··· Record excerpts ···

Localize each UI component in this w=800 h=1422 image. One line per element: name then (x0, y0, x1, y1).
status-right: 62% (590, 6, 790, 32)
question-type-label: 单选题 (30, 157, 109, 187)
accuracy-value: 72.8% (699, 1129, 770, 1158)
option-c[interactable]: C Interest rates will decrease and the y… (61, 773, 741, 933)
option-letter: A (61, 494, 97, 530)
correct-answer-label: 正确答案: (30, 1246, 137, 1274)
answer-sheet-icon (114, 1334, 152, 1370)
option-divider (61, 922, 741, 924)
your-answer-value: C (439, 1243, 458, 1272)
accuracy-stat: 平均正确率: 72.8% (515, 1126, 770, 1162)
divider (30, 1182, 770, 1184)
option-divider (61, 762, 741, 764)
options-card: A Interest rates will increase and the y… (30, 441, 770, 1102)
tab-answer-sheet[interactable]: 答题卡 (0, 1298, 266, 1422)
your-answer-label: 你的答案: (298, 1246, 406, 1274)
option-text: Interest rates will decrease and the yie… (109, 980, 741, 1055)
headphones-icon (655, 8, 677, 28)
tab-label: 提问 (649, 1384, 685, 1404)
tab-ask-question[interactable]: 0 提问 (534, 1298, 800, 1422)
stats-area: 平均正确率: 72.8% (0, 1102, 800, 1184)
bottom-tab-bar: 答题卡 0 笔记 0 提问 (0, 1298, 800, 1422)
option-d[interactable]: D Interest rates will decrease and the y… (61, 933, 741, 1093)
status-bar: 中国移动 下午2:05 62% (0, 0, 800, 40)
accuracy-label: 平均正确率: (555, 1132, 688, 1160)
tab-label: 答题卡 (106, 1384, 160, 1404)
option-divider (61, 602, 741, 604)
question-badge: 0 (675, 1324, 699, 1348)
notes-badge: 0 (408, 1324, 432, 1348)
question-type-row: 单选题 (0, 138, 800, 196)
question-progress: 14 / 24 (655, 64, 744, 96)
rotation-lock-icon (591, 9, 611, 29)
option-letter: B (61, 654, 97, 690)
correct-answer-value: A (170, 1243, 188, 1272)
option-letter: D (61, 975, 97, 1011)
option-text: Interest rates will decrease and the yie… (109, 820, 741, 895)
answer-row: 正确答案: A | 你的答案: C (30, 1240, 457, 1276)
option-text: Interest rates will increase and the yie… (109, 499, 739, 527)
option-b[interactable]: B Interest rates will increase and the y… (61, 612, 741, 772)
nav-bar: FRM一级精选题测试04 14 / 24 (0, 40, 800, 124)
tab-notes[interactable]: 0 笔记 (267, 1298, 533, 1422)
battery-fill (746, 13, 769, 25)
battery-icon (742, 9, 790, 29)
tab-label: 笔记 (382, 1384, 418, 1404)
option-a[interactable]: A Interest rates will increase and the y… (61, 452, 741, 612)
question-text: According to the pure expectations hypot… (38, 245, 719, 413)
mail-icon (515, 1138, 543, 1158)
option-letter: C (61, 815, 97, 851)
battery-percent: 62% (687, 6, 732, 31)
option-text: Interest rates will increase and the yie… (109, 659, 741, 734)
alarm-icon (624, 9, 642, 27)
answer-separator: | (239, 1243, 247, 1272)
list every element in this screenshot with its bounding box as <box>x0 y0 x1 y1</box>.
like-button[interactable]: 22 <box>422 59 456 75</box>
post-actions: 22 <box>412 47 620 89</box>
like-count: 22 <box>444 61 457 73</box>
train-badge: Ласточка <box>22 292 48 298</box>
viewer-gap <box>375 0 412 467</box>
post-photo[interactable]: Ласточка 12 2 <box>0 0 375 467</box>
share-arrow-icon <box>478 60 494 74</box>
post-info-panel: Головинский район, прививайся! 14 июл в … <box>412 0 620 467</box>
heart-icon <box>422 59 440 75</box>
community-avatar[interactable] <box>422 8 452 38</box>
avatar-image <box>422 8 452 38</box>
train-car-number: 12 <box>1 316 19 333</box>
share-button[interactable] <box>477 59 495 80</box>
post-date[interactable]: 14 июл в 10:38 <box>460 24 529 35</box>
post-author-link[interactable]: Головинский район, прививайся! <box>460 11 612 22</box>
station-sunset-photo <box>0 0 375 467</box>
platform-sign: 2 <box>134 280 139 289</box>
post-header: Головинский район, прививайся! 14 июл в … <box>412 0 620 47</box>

···

Starting at the first of the rows above and stopping after the line that contains "tab-answer-sheet[interactable]: 答题卡 (0, 1298, 266, 1422)", arrange those lines as a Markdown table with the columns Number and Text. Leave out any blank lines.

[Solved problem]
| Number | Text |
|---|---|
| 1 | Localize each UI component in this w=800 h=1422 image. One line per element: name then (x0, y0, x1, y1). |
| 2 | status-right: 62% (590, 6, 790, 32) |
| 3 | question-type-label: 单选题 (30, 157, 109, 187) |
| 4 | accuracy-value: 72.8% (699, 1129, 770, 1158) |
| 5 | option-c[interactable]: C Interest rates will decrease and the y… (61, 773, 741, 933) |
| 6 | option-letter: A (61, 494, 97, 530) |
| 7 | correct-answer-label: 正确答案: (30, 1246, 137, 1274) |
| 8 | answer-sheet-icon (114, 1334, 152, 1370) |
| 9 | option-divider (61, 922, 741, 924) |
| 10 | your-answer-value: C (439, 1243, 458, 1272) |
| 11 | accuracy-stat: 平均正确率: 72.8% (515, 1126, 770, 1162) |
| 12 | divider (30, 1182, 770, 1184) |
| 13 | option-divider (61, 762, 741, 764) |
| 14 | options-card: A Interest rates will increase and the y… (30, 441, 770, 1102) |
| 15 | tab-answer-sheet[interactable]: 答题卡 (0, 1298, 266, 1422) |